━━ INFORMATION SUPPLIED

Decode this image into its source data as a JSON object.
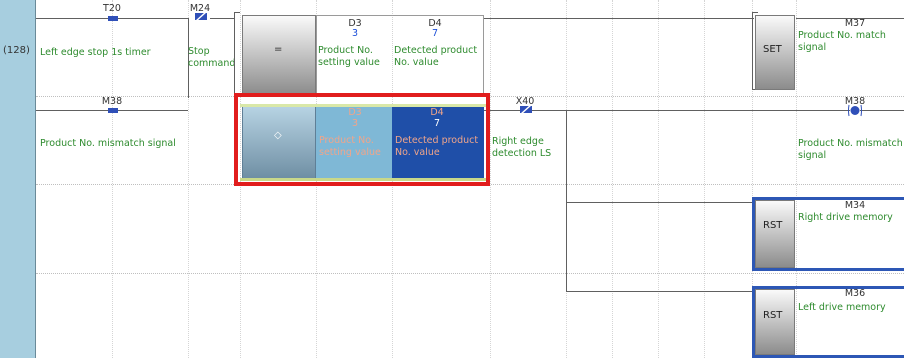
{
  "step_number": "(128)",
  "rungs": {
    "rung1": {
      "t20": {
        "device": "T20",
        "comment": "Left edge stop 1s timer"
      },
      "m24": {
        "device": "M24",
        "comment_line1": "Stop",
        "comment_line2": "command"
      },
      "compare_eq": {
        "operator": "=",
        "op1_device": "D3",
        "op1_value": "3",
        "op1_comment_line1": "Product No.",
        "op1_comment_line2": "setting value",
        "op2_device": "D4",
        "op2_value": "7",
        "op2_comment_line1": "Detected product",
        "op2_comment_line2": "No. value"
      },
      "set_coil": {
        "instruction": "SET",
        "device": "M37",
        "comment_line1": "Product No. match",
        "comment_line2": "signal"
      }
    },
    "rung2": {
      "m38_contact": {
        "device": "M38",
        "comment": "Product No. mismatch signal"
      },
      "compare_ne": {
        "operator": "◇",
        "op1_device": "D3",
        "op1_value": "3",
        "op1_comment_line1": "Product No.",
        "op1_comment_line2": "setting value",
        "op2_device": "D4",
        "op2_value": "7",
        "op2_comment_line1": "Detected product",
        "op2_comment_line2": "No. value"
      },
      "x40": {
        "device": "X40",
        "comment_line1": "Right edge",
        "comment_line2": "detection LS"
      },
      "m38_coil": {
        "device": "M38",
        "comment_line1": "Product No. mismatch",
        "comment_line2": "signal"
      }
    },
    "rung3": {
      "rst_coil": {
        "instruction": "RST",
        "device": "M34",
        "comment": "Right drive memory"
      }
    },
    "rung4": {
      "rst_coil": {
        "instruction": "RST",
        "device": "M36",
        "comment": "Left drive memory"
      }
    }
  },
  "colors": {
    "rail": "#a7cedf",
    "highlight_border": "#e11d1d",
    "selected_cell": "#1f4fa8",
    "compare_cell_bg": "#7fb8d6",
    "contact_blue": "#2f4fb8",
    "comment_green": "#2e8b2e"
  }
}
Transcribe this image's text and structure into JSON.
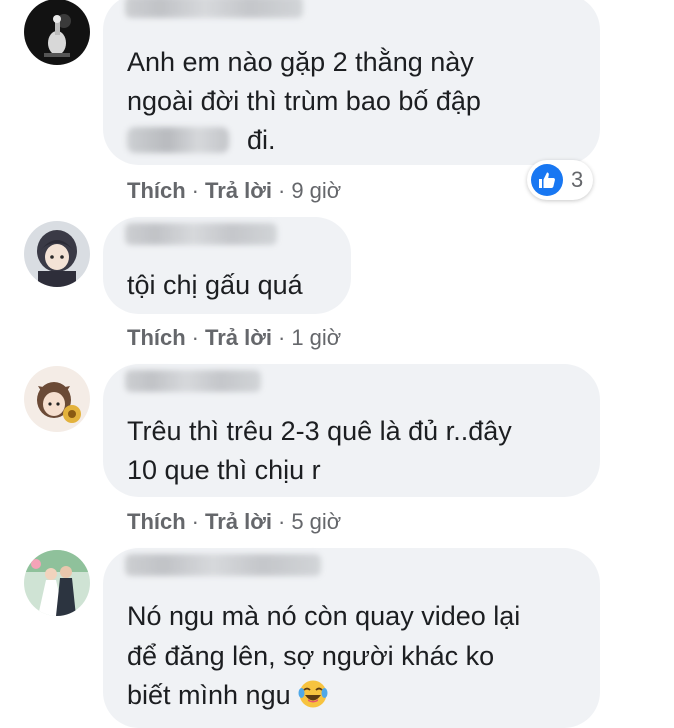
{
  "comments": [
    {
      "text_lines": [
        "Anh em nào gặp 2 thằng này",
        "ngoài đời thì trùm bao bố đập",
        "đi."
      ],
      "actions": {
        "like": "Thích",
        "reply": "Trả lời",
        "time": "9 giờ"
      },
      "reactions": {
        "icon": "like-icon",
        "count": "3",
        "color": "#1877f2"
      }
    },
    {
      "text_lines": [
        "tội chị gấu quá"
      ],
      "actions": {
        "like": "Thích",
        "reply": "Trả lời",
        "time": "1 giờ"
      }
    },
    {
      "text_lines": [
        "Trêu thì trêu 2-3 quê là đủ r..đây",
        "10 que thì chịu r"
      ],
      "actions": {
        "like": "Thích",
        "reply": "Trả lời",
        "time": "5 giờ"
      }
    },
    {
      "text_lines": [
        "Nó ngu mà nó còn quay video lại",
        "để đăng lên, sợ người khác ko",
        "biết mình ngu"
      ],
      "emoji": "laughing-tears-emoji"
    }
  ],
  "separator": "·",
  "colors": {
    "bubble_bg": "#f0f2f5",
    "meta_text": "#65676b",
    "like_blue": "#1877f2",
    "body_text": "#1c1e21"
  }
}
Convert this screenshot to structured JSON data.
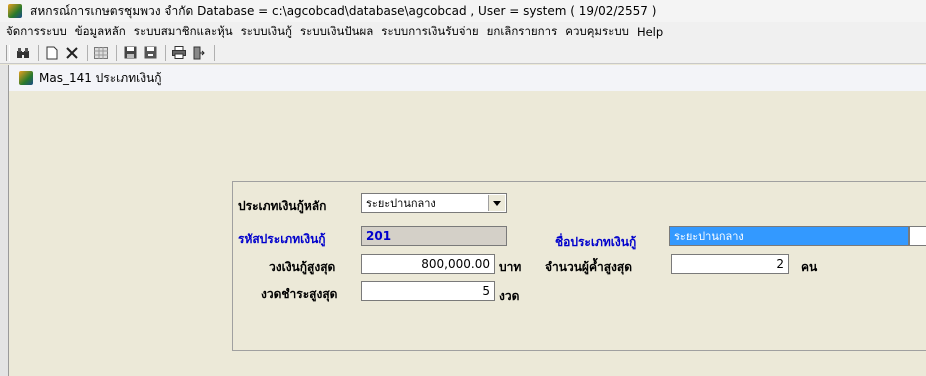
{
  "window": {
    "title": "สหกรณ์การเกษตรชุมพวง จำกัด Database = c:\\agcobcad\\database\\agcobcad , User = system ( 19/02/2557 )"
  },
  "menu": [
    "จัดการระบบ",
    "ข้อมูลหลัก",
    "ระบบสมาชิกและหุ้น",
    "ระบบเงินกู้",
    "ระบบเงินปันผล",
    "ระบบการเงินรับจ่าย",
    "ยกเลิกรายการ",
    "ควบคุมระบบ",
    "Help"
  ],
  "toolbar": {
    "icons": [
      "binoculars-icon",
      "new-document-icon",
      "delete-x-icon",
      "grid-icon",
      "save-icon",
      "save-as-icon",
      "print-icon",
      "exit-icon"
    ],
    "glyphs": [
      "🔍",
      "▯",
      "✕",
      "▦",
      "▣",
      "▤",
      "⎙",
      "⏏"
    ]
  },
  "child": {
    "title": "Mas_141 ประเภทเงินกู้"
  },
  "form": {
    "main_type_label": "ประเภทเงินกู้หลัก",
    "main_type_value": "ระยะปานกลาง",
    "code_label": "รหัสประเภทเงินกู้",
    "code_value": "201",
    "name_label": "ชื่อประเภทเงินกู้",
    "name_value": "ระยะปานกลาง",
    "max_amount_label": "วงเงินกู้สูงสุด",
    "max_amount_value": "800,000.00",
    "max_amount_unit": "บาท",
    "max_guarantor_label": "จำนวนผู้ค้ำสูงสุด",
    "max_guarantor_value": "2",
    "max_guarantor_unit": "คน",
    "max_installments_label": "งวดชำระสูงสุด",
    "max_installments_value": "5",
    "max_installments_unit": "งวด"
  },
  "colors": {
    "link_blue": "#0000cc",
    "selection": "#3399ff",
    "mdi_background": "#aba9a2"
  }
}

━━━━

(STATED EXERCISE):
Extract the text of all the records above verbatim, excluding pictures.

(ANSWER TO THE PROBLEM):
Decode this image into its source data as a JSON object.
{
  "step_number": "(128)",
  "rungs": {
    "rung1": {
      "t20": {
        "device": "T20",
        "comment": "Left edge stop 1s timer"
      },
      "m24": {
        "device": "M24",
        "comment_line1": "Stop",
        "comment_line2": "command"
      },
      "compare_eq": {
        "operator": "=",
        "op1_device": "D3",
        "op1_value": "3",
        "op1_comment_line1": "Product No.",
        "op1_comment_line2": "setting value",
        "op2_device": "D4",
        "op2_value": "7",
        "op2_comment_line1": "Detected product",
        "op2_comment_line2": "No. value"
      },
      "set_coil": {
        "instruction": "SET",
        "device": "M37",
        "comment_line1": "Product No. match",
        "comment_line2": "signal"
      }
    },
    "rung2": {
      "m38_contact": {
        "device": "M38",
        "comment": "Product No. mismatch signal"
      },
      "compare_ne": {
        "operator": "◇",
        "op1_device": "D3",
        "op1_value": "3",
        "op1_comment_line1": "Product No.",
        "op1_comment_line2": "setting value",
        "op2_device": "D4",
        "op2_value": "7",
        "op2_comment_line1": "Detected product",
        "op2_comment_line2": "No. value"
      },
      "x40": {
        "device": "X40",
        "comment_line1": "Right edge",
        "comment_line2": "detection LS"
      },
      "m38_coil": {
        "device": "M38",
        "comment_line1": "Product No. mismatch",
        "comment_line2": "signal"
      }
    },
    "rung3": {
      "rst_coil": {
        "instruction": "RST",
        "device": "M34",
        "comment": "Right drive memory"
      }
    },
    "rung4": {
      "rst_coil": {
        "instruction": "RST",
        "device": "M36",
        "comment": "Left drive memory"
      }
    }
  },
  "colors": {
    "rail": "#a7cedf",
    "highlight_border": "#e11d1d",
    "selected_cell": "#1f4fa8",
    "compare_cell_bg": "#7fb8d6",
    "contact_blue": "#2f4fb8",
    "comment_green": "#2e8b2e"
  }
}
Transcribe this image's text and structure into JSON.
{
  "comments": [
    {
      "text_lines": [
        "Anh em nào gặp 2 thằng này",
        "ngoài đời thì trùm bao bố đập",
        "đi."
      ],
      "actions": {
        "like": "Thích",
        "reply": "Trả lời",
        "time": "9 giờ"
      },
      "reactions": {
        "icon": "like-icon",
        "count": "3",
        "color": "#1877f2"
      }
    },
    {
      "text_lines": [
        "tội chị gấu quá"
      ],
      "actions": {
        "like": "Thích",
        "reply": "Trả lời",
        "time": "1 giờ"
      }
    },
    {
      "text_lines": [
        "Trêu thì trêu 2-3 quê là đủ r..đây",
        "10 que thì chịu r"
      ],
      "actions": {
        "like": "Thích",
        "reply": "Trả lời",
        "time": "5 giờ"
      }
    },
    {
      "text_lines": [
        "Nó ngu mà nó còn quay video lại",
        "để đăng lên, sợ người khác ko",
        "biết mình ngu"
      ],
      "emoji": "laughing-tears-emoji"
    }
  ],
  "separator": "·",
  "colors": {
    "bubble_bg": "#f0f2f5",
    "meta_text": "#65676b",
    "like_blue": "#1877f2",
    "body_text": "#1c1e21"
  }
}
Convert this screenshot to structured JSON data.
{
  "window": {
    "title": "สหกรณ์การเกษตรชุมพวง จำกัด Database = c:\\agcobcad\\database\\agcobcad , User = system ( 19/02/2557 )"
  },
  "menu": [
    "จัดการระบบ",
    "ข้อมูลหลัก",
    "ระบบสมาชิกและหุ้น",
    "ระบบเงินกู้",
    "ระบบเงินปันผล",
    "ระบบการเงินรับจ่าย",
    "ยกเลิกรายการ",
    "ควบคุมระบบ",
    "Help"
  ],
  "toolbar": {
    "icons": [
      "binoculars-icon",
      "new-document-icon",
      "delete-x-icon",
      "grid-icon",
      "save-icon",
      "save-as-icon",
      "print-icon",
      "exit-icon"
    ],
    "glyphs": [
      "🔍",
      "▯",
      "✕",
      "▦",
      "▣",
      "▤",
      "⎙",
      "⏏"
    ]
  },
  "child": {
    "title": "Mas_141 ประเภทเงินกู้"
  },
  "form": {
    "main_type_label": "ประเภทเงินกู้หลัก",
    "main_type_value": "ระยะปานกลาง",
    "code_label": "รหัสประเภทเงินกู้",
    "code_value": "201",
    "name_label": "ชื่อประเภทเงินกู้",
    "name_value": "ระยะปานกลาง",
    "max_amount_label": "วงเงินกู้สูงสุด",
    "max_amount_value": "800,000.00",
    "max_amount_unit": "บาท",
    "max_guarantor_label": "จำนวนผู้ค้ำสูงสุด",
    "max_guarantor_value": "2",
    "max_guarantor_unit": "คน",
    "max_installments_label": "งวดชำระสูงสุด",
    "max_installments_value": "5",
    "max_installments_unit": "งวด"
  },
  "colors": {
    "link_blue": "#0000cc",
    "selection": "#3399ff",
    "mdi_background": "#aba9a2"
  }
}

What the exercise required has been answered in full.